*What is needed*.
Write out the full listing again, exactly as it stands.

*Provided entries*.

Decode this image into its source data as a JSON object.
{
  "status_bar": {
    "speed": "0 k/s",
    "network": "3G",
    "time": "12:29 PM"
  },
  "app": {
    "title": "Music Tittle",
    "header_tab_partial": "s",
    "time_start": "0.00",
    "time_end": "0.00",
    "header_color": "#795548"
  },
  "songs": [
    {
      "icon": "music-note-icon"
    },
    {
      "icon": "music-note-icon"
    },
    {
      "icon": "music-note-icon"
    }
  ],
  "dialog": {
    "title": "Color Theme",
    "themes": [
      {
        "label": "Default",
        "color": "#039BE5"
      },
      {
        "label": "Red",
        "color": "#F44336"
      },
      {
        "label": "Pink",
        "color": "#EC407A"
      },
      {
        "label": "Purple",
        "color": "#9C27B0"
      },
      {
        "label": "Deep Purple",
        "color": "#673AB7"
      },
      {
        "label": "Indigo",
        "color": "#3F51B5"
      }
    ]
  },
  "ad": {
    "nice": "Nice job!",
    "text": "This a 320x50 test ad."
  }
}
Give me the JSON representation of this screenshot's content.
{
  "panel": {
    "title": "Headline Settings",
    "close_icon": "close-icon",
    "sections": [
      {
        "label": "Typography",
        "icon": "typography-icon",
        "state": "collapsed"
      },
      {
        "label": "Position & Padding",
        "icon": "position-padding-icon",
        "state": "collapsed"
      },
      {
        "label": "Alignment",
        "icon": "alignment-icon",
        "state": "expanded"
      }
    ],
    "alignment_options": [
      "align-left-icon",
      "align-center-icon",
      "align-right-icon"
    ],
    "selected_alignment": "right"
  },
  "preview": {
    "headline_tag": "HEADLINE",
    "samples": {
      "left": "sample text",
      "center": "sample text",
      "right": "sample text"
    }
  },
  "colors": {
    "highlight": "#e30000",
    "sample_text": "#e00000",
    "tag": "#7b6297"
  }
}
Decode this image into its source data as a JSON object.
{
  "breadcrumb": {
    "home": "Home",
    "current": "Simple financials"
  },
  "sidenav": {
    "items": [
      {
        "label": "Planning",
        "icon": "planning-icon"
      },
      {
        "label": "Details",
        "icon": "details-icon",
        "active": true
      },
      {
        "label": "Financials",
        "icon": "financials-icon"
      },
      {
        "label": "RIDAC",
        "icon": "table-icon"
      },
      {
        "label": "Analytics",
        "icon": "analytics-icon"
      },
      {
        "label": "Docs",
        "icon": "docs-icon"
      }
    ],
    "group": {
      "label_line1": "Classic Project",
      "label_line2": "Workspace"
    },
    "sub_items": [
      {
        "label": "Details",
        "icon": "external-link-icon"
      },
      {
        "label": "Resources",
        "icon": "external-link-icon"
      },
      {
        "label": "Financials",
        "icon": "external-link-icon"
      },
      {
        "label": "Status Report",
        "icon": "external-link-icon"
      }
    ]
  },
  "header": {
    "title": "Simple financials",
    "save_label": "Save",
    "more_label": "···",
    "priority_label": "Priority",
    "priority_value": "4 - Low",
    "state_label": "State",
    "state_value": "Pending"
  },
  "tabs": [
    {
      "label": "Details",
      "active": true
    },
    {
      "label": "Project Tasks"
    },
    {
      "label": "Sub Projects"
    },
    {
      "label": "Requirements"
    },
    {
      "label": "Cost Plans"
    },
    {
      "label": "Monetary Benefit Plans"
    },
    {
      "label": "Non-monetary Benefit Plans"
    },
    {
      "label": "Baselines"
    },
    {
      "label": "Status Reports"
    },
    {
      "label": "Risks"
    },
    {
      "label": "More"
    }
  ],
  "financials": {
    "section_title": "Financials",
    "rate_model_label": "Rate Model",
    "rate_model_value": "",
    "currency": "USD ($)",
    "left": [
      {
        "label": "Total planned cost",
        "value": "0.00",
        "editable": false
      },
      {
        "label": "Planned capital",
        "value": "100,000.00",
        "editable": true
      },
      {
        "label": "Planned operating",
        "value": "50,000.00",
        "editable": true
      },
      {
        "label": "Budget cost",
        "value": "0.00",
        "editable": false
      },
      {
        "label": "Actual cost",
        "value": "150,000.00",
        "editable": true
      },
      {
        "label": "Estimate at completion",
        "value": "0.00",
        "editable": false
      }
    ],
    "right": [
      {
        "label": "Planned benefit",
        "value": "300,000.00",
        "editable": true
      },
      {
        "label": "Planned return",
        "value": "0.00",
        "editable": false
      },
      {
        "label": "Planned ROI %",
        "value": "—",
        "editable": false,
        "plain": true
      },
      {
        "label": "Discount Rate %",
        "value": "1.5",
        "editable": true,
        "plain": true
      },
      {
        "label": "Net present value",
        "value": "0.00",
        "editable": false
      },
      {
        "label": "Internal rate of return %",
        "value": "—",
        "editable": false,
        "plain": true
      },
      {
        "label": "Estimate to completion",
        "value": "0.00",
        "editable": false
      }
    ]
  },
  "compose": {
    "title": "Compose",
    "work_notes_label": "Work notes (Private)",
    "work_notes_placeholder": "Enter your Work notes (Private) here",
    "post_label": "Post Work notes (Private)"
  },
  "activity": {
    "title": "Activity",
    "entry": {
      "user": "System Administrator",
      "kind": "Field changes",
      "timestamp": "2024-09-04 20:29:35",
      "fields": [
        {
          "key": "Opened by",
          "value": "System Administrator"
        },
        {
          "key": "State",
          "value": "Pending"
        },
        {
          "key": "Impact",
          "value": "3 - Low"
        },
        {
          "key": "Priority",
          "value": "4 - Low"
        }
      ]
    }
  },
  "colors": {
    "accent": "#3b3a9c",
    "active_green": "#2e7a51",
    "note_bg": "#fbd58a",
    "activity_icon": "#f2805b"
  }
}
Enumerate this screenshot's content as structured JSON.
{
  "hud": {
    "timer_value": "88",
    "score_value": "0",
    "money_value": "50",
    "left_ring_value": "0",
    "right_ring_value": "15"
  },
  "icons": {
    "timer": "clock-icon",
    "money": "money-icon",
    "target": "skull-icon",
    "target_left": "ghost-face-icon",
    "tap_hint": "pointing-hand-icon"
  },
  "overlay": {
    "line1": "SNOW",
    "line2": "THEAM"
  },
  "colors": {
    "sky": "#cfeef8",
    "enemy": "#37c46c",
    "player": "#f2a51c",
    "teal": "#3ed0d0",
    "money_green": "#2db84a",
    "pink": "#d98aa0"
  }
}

*The completed task*.
Decode this image into its source data as a JSON object.
{
  "status_bar": {
    "speed": "0 k/s",
    "network": "3G",
    "time": "12:29 PM"
  },
  "app": {
    "title": "Music Tittle",
    "header_tab_partial": "s",
    "time_start": "0.00",
    "time_end": "0.00",
    "header_color": "#795548"
  },
  "songs": [
    {
      "icon": "music-note-icon"
    },
    {
      "icon": "music-note-icon"
    },
    {
      "icon": "music-note-icon"
    }
  ],
  "dialog": {
    "title": "Color Theme",
    "themes": [
      {
        "label": "Default",
        "color": "#039BE5"
      },
      {
        "label": "Red",
        "color": "#F44336"
      },
      {
        "label": "Pink",
        "color": "#EC407A"
      },
      {
        "label": "Purple",
        "color": "#9C27B0"
      },
      {
        "label": "Deep Purple",
        "color": "#673AB7"
      },
      {
        "label": "Indigo",
        "color": "#3F51B5"
      }
    ]
  },
  "ad": {
    "nice": "Nice job!",
    "text": "This a 320x50 test ad."
  }
}
Give me the JSON representation of this screenshot's content.
{
  "panel": {
    "title": "Headline Settings",
    "close_icon": "close-icon",
    "sections": [
      {
        "label": "Typography",
        "icon": "typography-icon",
        "state": "collapsed"
      },
      {
        "label": "Position & Padding",
        "icon": "position-padding-icon",
        "state": "collapsed"
      },
      {
        "label": "Alignment",
        "icon": "alignment-icon",
        "state": "expanded"
      }
    ],
    "alignment_options": [
      "align-left-icon",
      "align-center-icon",
      "align-right-icon"
    ],
    "selected_alignment": "right"
  },
  "preview": {
    "headline_tag": "HEADLINE",
    "samples": {
      "left": "sample text",
      "center": "sample text",
      "right": "sample text"
    }
  },
  "colors": {
    "highlight": "#e30000",
    "sample_text": "#e00000",
    "tag": "#7b6297"
  }
}
Decode this image into its source data as a JSON object.
{
  "breadcrumb": {
    "home": "Home",
    "current": "Simple financials"
  },
  "sidenav": {
    "items": [
      {
        "label": "Planning",
        "icon": "planning-icon"
      },
      {
        "label": "Details",
        "icon": "details-icon",
        "active": true
      },
      {
        "label": "Financials",
        "icon": "financials-icon"
      },
      {
        "label": "RIDAC",
        "icon": "table-icon"
      },
      {
        "label": "Analytics",
        "icon": "analytics-icon"
      },
      {
        "label": "Docs",
        "icon": "docs-icon"
      }
    ],
    "group": {
      "label_line1": "Classic Project",
      "label_line2": "Workspace"
    },
    "sub_items": [
      {
        "label": "Details",
        "icon": "external-link-icon"
      },
      {
        "label": "Resources",
        "icon": "external-link-icon"
      },
      {
        "label": "Financials",
        "icon": "external-link-icon"
      },
      {
        "label": "Status Report",
        "icon": "external-link-icon"
      }
    ]
  },
  "header": {
    "title": "Simple financials",
    "save_label": "Save",
    "more_label": "···",
    "priority_label": "Priority",
    "priority_value": "4 - Low",
    "state_label": "State",
    "state_value": "Pending"
  },
  "tabs": [
    {
      "label": "Details",
      "active": true
    },
    {
      "label": "Project Tasks"
    },
    {
      "label": "Sub Projects"
    },
    {
      "label": "Requirements"
    },
    {
      "label": "Cost Plans"
    },
    {
      "label": "Monetary Benefit Plans"
    },
    {
      "label": "Non-monetary Benefit Plans"
    },
    {
      "label": "Baselines"
    },
    {
      "label": "Status Reports"
    },
    {
      "label": "Risks"
    },
    {
      "label": "More"
    }
  ],
  "financials": {
    "section_title": "Financials",
    "rate_model_label": "Rate Model",
    "rate_model_value": "",
    "currency": "USD ($)",
    "left": [
      {
        "label": "Total planned cost",
        "value": "0.00",
        "editable": false
      },
      {
        "label": "Planned capital",
        "value": "100,000.00",
        "editable": true
      },
      {
        "label": "Planned operating",
        "value": "50,000.00",
        "editable": true
      },
      {
        "label": "Budget cost",
        "value": "0.00",
        "editable": false
      },
      {
        "label": "Actual cost",
        "value": "150,000.00",
        "editable": true
      },
      {
        "label": "Estimate at completion",
        "value": "0.00",
        "editable": false
      }
    ],
    "right": [
      {
        "label": "Planned benefit",
        "value": "300,000.00",
        "editable": true
      },
      {
        "label": "Planned return",
        "value": "0.00",
        "editable": false
      },
      {
        "label": "Planned ROI %",
        "value": "—",
        "editable": false,
        "plain": true
      },
      {
        "label": "Discount Rate %",
        "value": "1.5",
        "editable": true,
        "plain": true
      },
      {
        "label": "Net present value",
        "value": "0.00",
        "editable": false
      },
      {
        "label": "Internal rate of return %",
        "value": "—",
        "editable": false,
        "plain": true
      },
      {
        "label": "Estimate to completion",
        "value": "0.00",
        "editable": false
      }
    ]
  },
  "compose": {
    "title": "Compose",
    "work_notes_label": "Work notes (Private)",
    "work_notes_placeholder": "Enter your Work notes (Private) here",
    "post_label": "Post Work notes (Private)"
  },
  "activity": {
    "title": "Activity",
    "entry": {
      "user": "System Administrator",
      "kind": "Field changes",
      "timestamp": "2024-09-04 20:29:35",
      "fields": [
        {
          "key": "Opened by",
          "value": "System Administrator"
        },
        {
          "key": "State",
          "value": "Pending"
        },
        {
          "key": "Impact",
          "value": "3 - Low"
        },
        {
          "key": "Priority",
          "value": "4 - Low"
        }
      ]
    }
  },
  "colors": {
    "accent": "#3b3a9c",
    "active_green": "#2e7a51",
    "note_bg": "#fbd58a",
    "activity_icon": "#f2805b"
  }
}
Enumerate this screenshot's content as structured JSON.
{
  "hud": {
    "timer_value": "88",
    "score_value": "0",
    "money_value": "50",
    "left_ring_value": "0",
    "right_ring_value": "15"
  },
  "icons": {
    "timer": "clock-icon",
    "money": "money-icon",
    "target": "skull-icon",
    "target_left": "ghost-face-icon",
    "tap_hint": "pointing-hand-icon"
  },
  "overlay": {
    "line1": "SNOW",
    "line2": "THEAM"
  },
  "colors": {
    "sky": "#cfeef8",
    "enemy": "#37c46c",
    "player": "#f2a51c",
    "teal": "#3ed0d0",
    "money_green": "#2db84a",
    "pink": "#d98aa0"
  }
}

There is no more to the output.